**Directive**
Read the records below. Copy each line where the string "tournesol" occurs.

**Data to use**
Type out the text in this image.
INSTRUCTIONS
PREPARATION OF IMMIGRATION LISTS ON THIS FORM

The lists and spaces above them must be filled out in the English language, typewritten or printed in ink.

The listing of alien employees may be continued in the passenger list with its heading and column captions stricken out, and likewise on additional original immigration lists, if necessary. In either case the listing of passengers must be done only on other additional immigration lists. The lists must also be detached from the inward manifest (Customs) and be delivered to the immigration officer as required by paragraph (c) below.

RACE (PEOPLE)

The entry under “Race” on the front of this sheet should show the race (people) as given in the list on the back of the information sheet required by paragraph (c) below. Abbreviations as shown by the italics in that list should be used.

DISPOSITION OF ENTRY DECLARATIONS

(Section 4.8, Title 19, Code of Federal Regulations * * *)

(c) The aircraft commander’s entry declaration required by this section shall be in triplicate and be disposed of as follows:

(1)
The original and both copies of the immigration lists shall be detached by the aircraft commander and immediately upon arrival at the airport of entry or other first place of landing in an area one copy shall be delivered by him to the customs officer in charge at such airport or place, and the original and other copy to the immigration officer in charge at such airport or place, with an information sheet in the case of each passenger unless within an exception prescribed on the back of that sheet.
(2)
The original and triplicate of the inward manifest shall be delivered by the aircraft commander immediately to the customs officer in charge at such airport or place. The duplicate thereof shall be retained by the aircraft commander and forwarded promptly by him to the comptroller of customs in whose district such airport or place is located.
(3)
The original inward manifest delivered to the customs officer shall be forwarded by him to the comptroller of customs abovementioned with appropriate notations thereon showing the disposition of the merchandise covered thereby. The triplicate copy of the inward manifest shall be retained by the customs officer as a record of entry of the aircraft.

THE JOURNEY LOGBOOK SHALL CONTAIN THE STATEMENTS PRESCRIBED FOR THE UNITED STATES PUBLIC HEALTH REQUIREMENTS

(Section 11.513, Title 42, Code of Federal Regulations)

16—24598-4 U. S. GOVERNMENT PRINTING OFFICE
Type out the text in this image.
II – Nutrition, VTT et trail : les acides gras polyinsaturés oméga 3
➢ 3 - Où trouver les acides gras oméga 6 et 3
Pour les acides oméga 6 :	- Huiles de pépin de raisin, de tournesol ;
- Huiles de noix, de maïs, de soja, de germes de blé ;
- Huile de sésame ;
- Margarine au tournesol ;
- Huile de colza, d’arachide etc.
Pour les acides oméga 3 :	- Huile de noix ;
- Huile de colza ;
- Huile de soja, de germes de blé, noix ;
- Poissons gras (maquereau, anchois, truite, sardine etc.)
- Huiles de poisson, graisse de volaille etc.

**Answer to the problem**
Pour les acides oméga 6 :	- Huiles de pépin de raisin, de tournesol ;
- Margarine au tournesol ;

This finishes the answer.